**What is being asked:** Reproduce all the material exactly, minus any pictures it holds.

**Provided data:**

══════════════════════════════

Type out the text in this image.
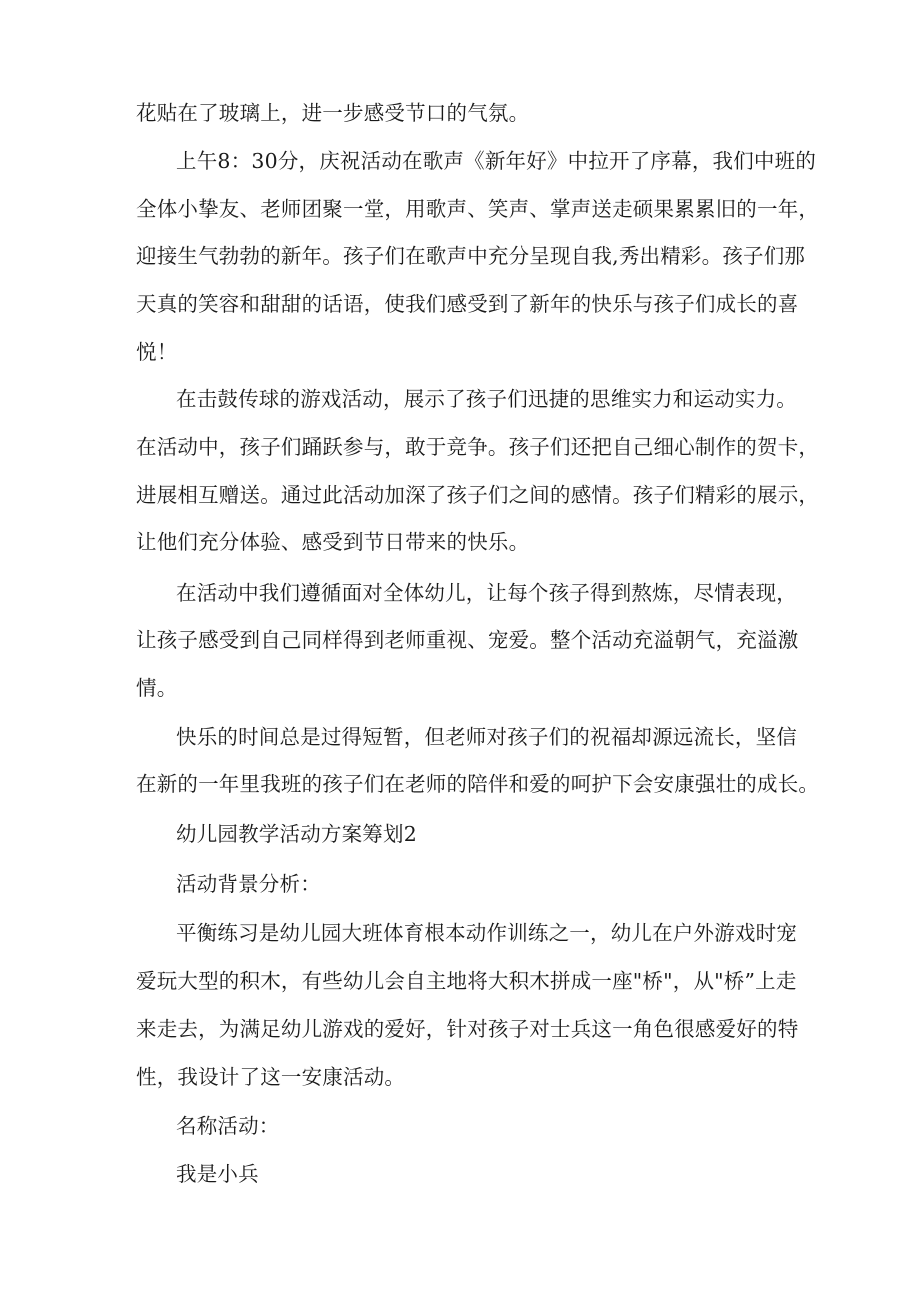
花贴在了玻璃上，进一步感受节口的气氛。
上午8：30分，庆祝活动在歌声《新年好》中拉开了序幕，我们中班的
全体小挚友、老师团聚一堂，用歌声、笑声、掌声送走硕果累累旧的一年，
迎接生气勃勃的新年。孩子们在歌声中充分呈现自我,秀出精彩。孩子们那
天真的笑容和甜甜的话语，使我们感受到了新年的快乐与孩子们成长的喜
悦！
在击鼓传球的游戏活动，展示了孩子们迅捷的思维实力和运动实力。
在活动中，孩子们踊跃参与，敢于竞争。孩子们还把自己细心制作的贺卡，
进展相互赠送。通过此活动加深了孩子们之间的感情。孩子们精彩的展示，
让他们充分体验、感受到节日带来的快乐。
在活动中我们遵循面对全体幼儿，让每个孩子得到熬炼，尽情表现，
让孩子感受到自己同样得到老师重视、宠爱。整个活动充溢朝气，充溢激
情。
快乐的时间总是过得短暂，但老师对孩子们的祝福却源远流长，坚信
在新的一年里我班的孩子们在老师的陪伴和爱的呵护下会安康强壮的成长。
幼儿园教学活动方案筹划2
活动背景分析：
平衡练习是幼儿园大班体育根本动作训练之一，幼儿在户外游戏时宠
爱玩大型的积木，有些幼儿会自主地将大积木拼成一座"桥"，从"桥”上走
来走去，为满足幼儿游戏的爱好，针对孩子对士兵这一角色很感爱好的特
性，我设计了这一安康活动。
名称活动：
我是小兵
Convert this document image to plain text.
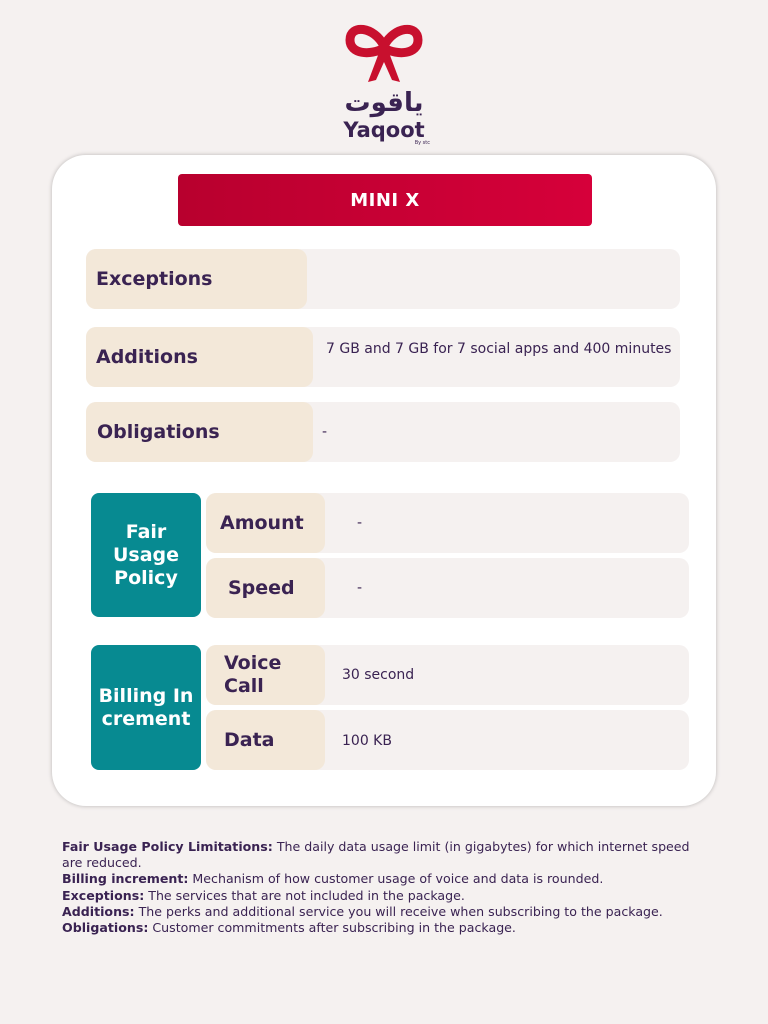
ياقوت
Yaqoot
By stc
MINI X
Exceptions
Additions	7 GB and 7 GB for 7 social apps and 400 minutes
Obligations	-
Fair Usage Policy
Amount	-
Speed	-
Billing Increment
Voice Call	30 second
Data	100 KB
Fair Usage Policy Limitations: The daily data usage limit (in gigabytes) for which internet speed are reduced.
Billing increment: Mechanism of how customer usage of voice and data is rounded.
Exceptions: The services that are not included in the package.
Additions: The perks and additional service you will receive when subscribing to the package.
Obligations: Customer commitments after subscribing in the package.
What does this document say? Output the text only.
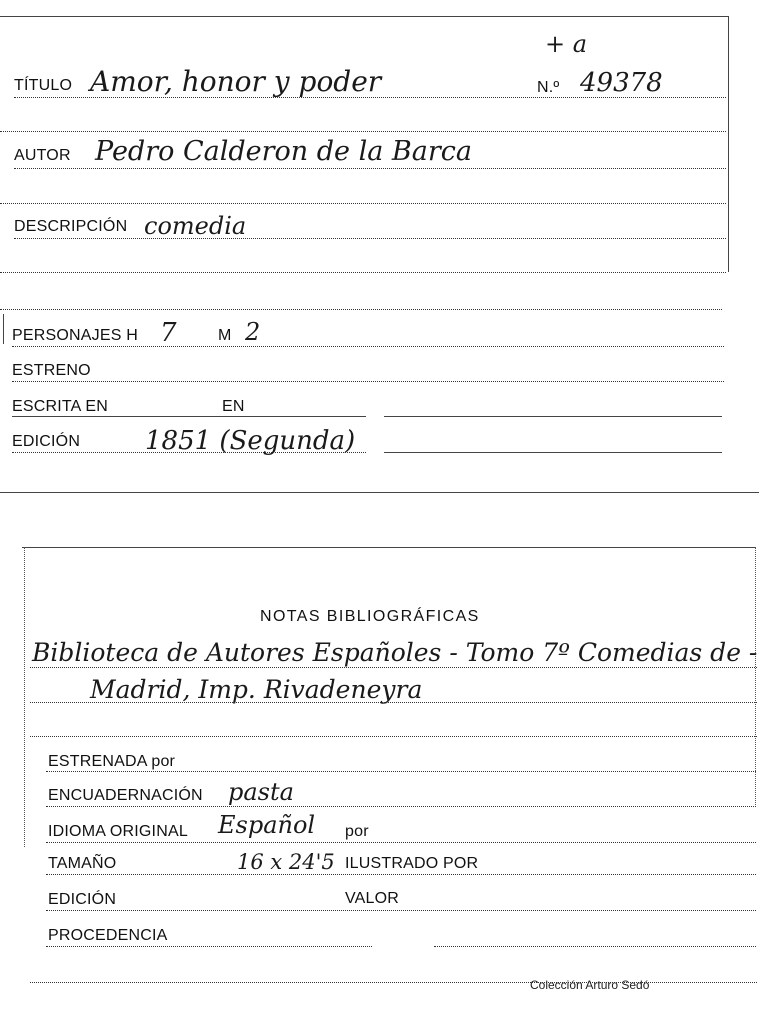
+ a
TÍTULO Amor, honor y poder	N.º 49378
AUTOR Pedro Calderon de la Barca
DESCRIPCIÓN comedia
PERSONAJES H 7	M 2
ESTRENO
ESCRITA EN	EN
EDICIÓN 1851 (Segunda)
NOTAS BIBLIOGRÁFICAS
Biblioteca de Autores Españoles - Tomo 7º Comedias de -
Madrid, Imp. Rivadeneyra
ESTRENADA por
ENCUADERNACIÓN pasta
IDIOMA ORIGINAL Español por
TAMAÑO	16 x 24'5 ILUSTRADO POR
EDICIÓN	VALOR
PROCEDENCIA
Colección Arturo Sedó
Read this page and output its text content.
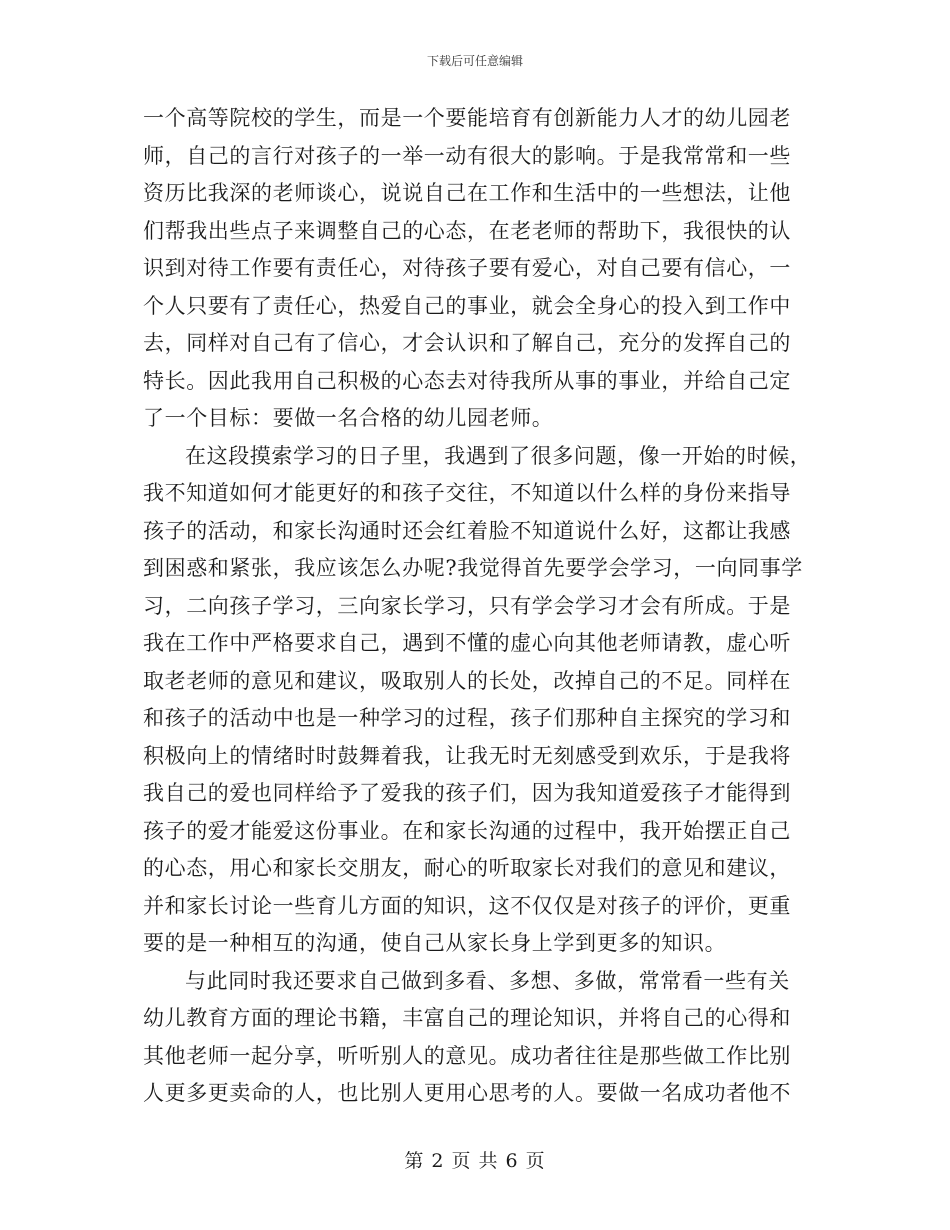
下载后可任意编辑
一个高等院校的学生，而是一个要能培育有创新能力人才的幼儿园老
师，自己的言行对孩子的一举一动有很大的影响。于是我常常和一些
资历比我深的老师谈心，说说自己在工作和生活中的一些想法，让他
们帮我出些点子来调整自己的心态，在老老师的帮助下，我很快的认
识到对待工作要有责任心，对待孩子要有爱心，对自己要有信心，一
个人只要有了责任心，热爱自己的事业，就会全身心的投入到工作中
去，同样对自己有了信心，才会认识和了解自己，充分的发挥自己的
特长。因此我用自己积极的心态去对待我所从事的事业，并给自己定
了一个目标：要做一名合格的幼儿园老师。
在这段摸索学习的日子里，我遇到了很多问题，像一开始的时候，
我不知道如何才能更好的和孩子交往，不知道以什么样的身份来指导
孩子的活动，和家长沟通时还会红着脸不知道说什么好，这都让我感
到困惑和紧张，我应该怎么办呢?我觉得首先要学会学习，一向同事学
习，二向孩子学习，三向家长学习，只有学会学习才会有所成。于是
我在工作中严格要求自己，遇到不懂的虚心向其他老师请教，虚心听
取老老师的意见和建议，吸取别人的长处，改掉自己的不足。同样在
和孩子的活动中也是一种学习的过程，孩子们那种自主探究的学习和
积极向上的情绪时时鼓舞着我，让我无时无刻感受到欢乐，于是我将
我自己的爱也同样给予了爱我的孩子们，因为我知道爱孩子才能得到
孩子的爱才能爱这份事业。在和家长沟通的过程中，我开始摆正自己
的心态，用心和家长交朋友，耐心的听取家长对我们的意见和建议，
并和家长讨论一些育儿方面的知识，这不仅仅是对孩子的评价，更重
要的是一种相互的沟通，使自己从家长身上学到更多的知识。
与此同时我还要求自己做到多看、多想、多做，常常看一些有关
幼儿教育方面的理论书籍，丰富自己的理论知识，并将自己的心得和
其他老师一起分享，听听别人的意见。成功者往往是那些做工作比别
人更多更卖命的人，也比别人更用心思考的人。要做一名成功者他不
第 2 页 共 6 页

══════════════════════════════

**Completed task:**
Type out the text in this image.
花贴在了玻璃上，进一步感受节口的气氛。
上午8：30分，庆祝活动在歌声《新年好》中拉开了序幕，我们中班的
全体小挚友、老师团聚一堂，用歌声、笑声、掌声送走硕果累累旧的一年，
迎接生气勃勃的新年。孩子们在歌声中充分呈现自我,秀出精彩。孩子们那
天真的笑容和甜甜的话语，使我们感受到了新年的快乐与孩子们成长的喜
悦！
在击鼓传球的游戏活动，展示了孩子们迅捷的思维实力和运动实力。
在活动中，孩子们踊跃参与，敢于竞争。孩子们还把自己细心制作的贺卡，
进展相互赠送。通过此活动加深了孩子们之间的感情。孩子们精彩的展示，
让他们充分体验、感受到节日带来的快乐。
在活动中我们遵循面对全体幼儿，让每个孩子得到熬炼，尽情表现，
让孩子感受到自己同样得到老师重视、宠爱。整个活动充溢朝气，充溢激
情。
快乐的时间总是过得短暂，但老师对孩子们的祝福却源远流长，坚信
在新的一年里我班的孩子们在老师的陪伴和爱的呵护下会安康强壮的成长。
幼儿园教学活动方案筹划2
活动背景分析：
平衡练习是幼儿园大班体育根本动作训练之一，幼儿在户外游戏时宠
爱玩大型的积木，有些幼儿会自主地将大积木拼成一座"桥"，从"桥”上走
来走去，为满足幼儿游戏的爱好，针对孩子对士兵这一角色很感爱好的特
性，我设计了这一安康活动。
名称活动：
我是小兵
Convert this document image to plain text.
ياقوت
Yaqoot
By stc
MINI X
Exceptions
Additions	7 GB and 7 GB for 7 social apps and 400 minutes
Obligations	-
Fair Usage Policy
Amount	-
Speed	-
Billing Increment
Voice Call	30 second
Data	100 KB
Fair Usage Policy Limitations: The daily data usage limit (in gigabytes) for which internet speed are reduced.
Billing increment: Mechanism of how customer usage of voice and data is rounded.
Exceptions: The services that are not included in the package.
Additions: The perks and additional service you will receive when subscribing to the package.
Obligations: Customer commitments after subscribing in the package.
What does this document say? Output the text only.
+ a
TÍTULO Amor, honor y poder	N.º 49378
AUTOR Pedro Calderon de la Barca
DESCRIPCIÓN comedia
PERSONAJES H 7	M 2
ESTRENO
ESCRITA EN	EN
EDICIÓN 1851 (Segunda)
NOTAS BIBLIOGRÁFICAS
Biblioteca de Autores Españoles - Tomo 7º Comedias de -
Madrid, Imp. Rivadeneyra
ESTRENADA por
ENCUADERNACIÓN pasta
IDIOMA ORIGINAL Español por
TAMAÑO	16 x 24'5 ILUSTRADO POR
EDICIÓN	VALOR
PROCEDENCIA
Colección Arturo Sedó
Read this page and output its text content.
下载后可任意编辑
一个高等院校的学生，而是一个要能培育有创新能力人才的幼儿园老
师，自己的言行对孩子的一举一动有很大的影响。于是我常常和一些
资历比我深的老师谈心，说说自己在工作和生活中的一些想法，让他
们帮我出些点子来调整自己的心态，在老老师的帮助下，我很快的认
识到对待工作要有责任心，对待孩子要有爱心，对自己要有信心，一
个人只要有了责任心，热爱自己的事业，就会全身心的投入到工作中
去，同样对自己有了信心，才会认识和了解自己，充分的发挥自己的
特长。因此我用自己积极的心态去对待我所从事的事业，并给自己定
了一个目标：要做一名合格的幼儿园老师。
在这段摸索学习的日子里，我遇到了很多问题，像一开始的时候，
我不知道如何才能更好的和孩子交往，不知道以什么样的身份来指导
孩子的活动，和家长沟通时还会红着脸不知道说什么好，这都让我感
到困惑和紧张，我应该怎么办呢?我觉得首先要学会学习，一向同事学
习，二向孩子学习，三向家长学习，只有学会学习才会有所成。于是
我在工作中严格要求自己，遇到不懂的虚心向其他老师请教，虚心听
取老老师的意见和建议，吸取别人的长处，改掉自己的不足。同样在
和孩子的活动中也是一种学习的过程，孩子们那种自主探究的学习和
积极向上的情绪时时鼓舞着我，让我无时无刻感受到欢乐，于是我将
我自己的爱也同样给予了爱我的孩子们，因为我知道爱孩子才能得到
孩子的爱才能爱这份事业。在和家长沟通的过程中，我开始摆正自己
的心态，用心和家长交朋友，耐心的听取家长对我们的意见和建议，
并和家长讨论一些育儿方面的知识，这不仅仅是对孩子的评价，更重
要的是一种相互的沟通，使自己从家长身上学到更多的知识。
与此同时我还要求自己做到多看、多想、多做，常常看一些有关
幼儿教育方面的理论书籍，丰富自己的理论知识，并将自己的心得和
其他老师一起分享，听听别人的意见。成功者往往是那些做工作比别
人更多更卖命的人，也比别人更用心思考的人。要做一名成功者他不
第 2 页 共 6 页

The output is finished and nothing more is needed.